▶ **Exercise instructions**: Print every line of the listing exactly, please.
## Start Material for this exercise
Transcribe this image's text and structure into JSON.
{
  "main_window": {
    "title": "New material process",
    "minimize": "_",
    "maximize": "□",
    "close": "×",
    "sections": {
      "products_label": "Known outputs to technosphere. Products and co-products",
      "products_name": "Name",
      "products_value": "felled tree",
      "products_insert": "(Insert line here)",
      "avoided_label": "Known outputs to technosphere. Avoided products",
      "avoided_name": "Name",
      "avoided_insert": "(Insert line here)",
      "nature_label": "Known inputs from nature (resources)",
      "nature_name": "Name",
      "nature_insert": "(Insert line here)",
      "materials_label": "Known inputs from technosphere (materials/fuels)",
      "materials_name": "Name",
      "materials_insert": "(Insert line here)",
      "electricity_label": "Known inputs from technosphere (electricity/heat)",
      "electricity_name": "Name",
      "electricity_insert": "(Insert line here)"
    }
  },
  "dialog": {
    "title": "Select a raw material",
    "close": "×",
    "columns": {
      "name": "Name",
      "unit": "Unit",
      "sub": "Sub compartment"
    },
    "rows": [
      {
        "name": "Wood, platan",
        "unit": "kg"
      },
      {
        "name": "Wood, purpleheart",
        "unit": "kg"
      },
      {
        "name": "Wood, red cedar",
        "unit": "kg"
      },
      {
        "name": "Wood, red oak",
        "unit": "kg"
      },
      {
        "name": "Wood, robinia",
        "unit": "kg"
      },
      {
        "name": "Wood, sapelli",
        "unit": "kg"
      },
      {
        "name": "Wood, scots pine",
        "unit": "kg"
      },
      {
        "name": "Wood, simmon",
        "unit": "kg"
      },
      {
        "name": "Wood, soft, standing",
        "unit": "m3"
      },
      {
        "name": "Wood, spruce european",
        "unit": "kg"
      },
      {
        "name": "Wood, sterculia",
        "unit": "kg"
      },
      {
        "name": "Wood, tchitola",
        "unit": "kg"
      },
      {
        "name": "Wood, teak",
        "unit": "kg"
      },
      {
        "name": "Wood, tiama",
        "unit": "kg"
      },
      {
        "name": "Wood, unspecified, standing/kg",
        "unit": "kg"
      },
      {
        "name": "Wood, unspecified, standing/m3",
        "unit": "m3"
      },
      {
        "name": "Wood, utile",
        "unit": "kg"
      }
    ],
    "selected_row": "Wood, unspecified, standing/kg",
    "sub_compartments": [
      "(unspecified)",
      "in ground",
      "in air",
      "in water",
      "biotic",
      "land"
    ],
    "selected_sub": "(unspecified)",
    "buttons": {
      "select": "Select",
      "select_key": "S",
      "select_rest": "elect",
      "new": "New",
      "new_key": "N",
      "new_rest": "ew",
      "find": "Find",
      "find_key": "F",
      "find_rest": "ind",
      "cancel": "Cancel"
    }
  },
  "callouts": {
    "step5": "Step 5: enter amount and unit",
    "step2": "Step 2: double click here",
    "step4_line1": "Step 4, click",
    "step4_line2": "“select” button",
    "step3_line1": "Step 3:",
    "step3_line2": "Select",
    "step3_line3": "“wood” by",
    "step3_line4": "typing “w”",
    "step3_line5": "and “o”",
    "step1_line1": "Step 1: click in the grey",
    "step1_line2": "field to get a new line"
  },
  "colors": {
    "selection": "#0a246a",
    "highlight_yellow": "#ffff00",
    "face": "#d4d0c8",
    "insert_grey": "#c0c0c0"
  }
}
## End Material for this exercise
▶ **Full output**:
Transcribe this image's text and structure into JSON.
{
  "main_window": {
    "title": "New material process",
    "minimize": "_",
    "maximize": "□",
    "close": "×",
    "sections": {
      "products_label": "Known outputs to technosphere. Products and co-products",
      "products_name": "Name",
      "products_value": "felled tree",
      "products_insert": "(Insert line here)",
      "avoided_label": "Known outputs to technosphere. Avoided products",
      "avoided_name": "Name",
      "avoided_insert": "(Insert line here)",
      "nature_label": "Known inputs from nature (resources)",
      "nature_name": "Name",
      "nature_insert": "(Insert line here)",
      "materials_label": "Known inputs from technosphere (materials/fuels)",
      "materials_name": "Name",
      "materials_insert": "(Insert line here)",
      "electricity_label": "Known inputs from technosphere (electricity/heat)",
      "electricity_name": "Name",
      "electricity_insert": "(Insert line here)"
    }
  },
  "dialog": {
    "title": "Select a raw material",
    "close": "×",
    "columns": {
      "name": "Name",
      "unit": "Unit",
      "sub": "Sub compartment"
    },
    "rows": [
      {
        "name": "Wood, platan",
        "unit": "kg"
      },
      {
        "name": "Wood, purpleheart",
        "unit": "kg"
      },
      {
        "name": "Wood, red cedar",
        "unit": "kg"
      },
      {
        "name": "Wood, red oak",
        "unit": "kg"
      },
      {
        "name": "Wood, robinia",
        "unit": "kg"
      },
      {
        "name": "Wood, sapelli",
        "unit": "kg"
      },
      {
        "name": "Wood, scots pine",
        "unit": "kg"
      },
      {
        "name": "Wood, simmon",
        "unit": "kg"
      },
      {
        "name": "Wood, soft, standing",
        "unit": "m3"
      },
      {
        "name": "Wood, spruce european",
        "unit": "kg"
      },
      {
        "name": "Wood, sterculia",
        "unit": "kg"
      },
      {
        "name": "Wood, tchitola",
        "unit": "kg"
      },
      {
        "name": "Wood, teak",
        "unit": "kg"
      },
      {
        "name": "Wood, tiama",
        "unit": "kg"
      },
      {
        "name": "Wood, unspecified, standing/kg",
        "unit": "kg"
      },
      {
        "name": "Wood, unspecified, standing/m3",
        "unit": "m3"
      },
      {
        "name": "Wood, utile",
        "unit": "kg"
      }
    ],
    "selected_row": "Wood, unspecified, standing/kg",
    "sub_compartments": [
      "(unspecified)",
      "in ground",
      "in air",
      "in water",
      "biotic",
      "land"
    ],
    "selected_sub": "(unspecified)",
    "buttons": {
      "select": "Select",
      "select_key": "S",
      "select_rest": "elect",
      "new": "New",
      "new_key": "N",
      "new_rest": "ew",
      "find": "Find",
      "find_key": "F",
      "find_rest": "ind",
      "cancel": "Cancel"
    }
  },
  "callouts": {
    "step5": "Step 5: enter amount and unit",
    "step2": "Step 2: double click here",
    "step4_line1": "Step 4, click",
    "step4_line2": "“select” button",
    "step3_line1": "Step 3:",
    "step3_line2": "Select",
    "step3_line3": "“wood” by",
    "step3_line4": "typing “w”",
    "step3_line5": "and “o”",
    "step1_line1": "Step 1: click in the grey",
    "step1_line2": "field to get a new line"
  },
  "colors": {
    "selection": "#0a246a",
    "highlight_yellow": "#ffff00",
    "face": "#d4d0c8",
    "insert_grey": "#c0c0c0"
  }
}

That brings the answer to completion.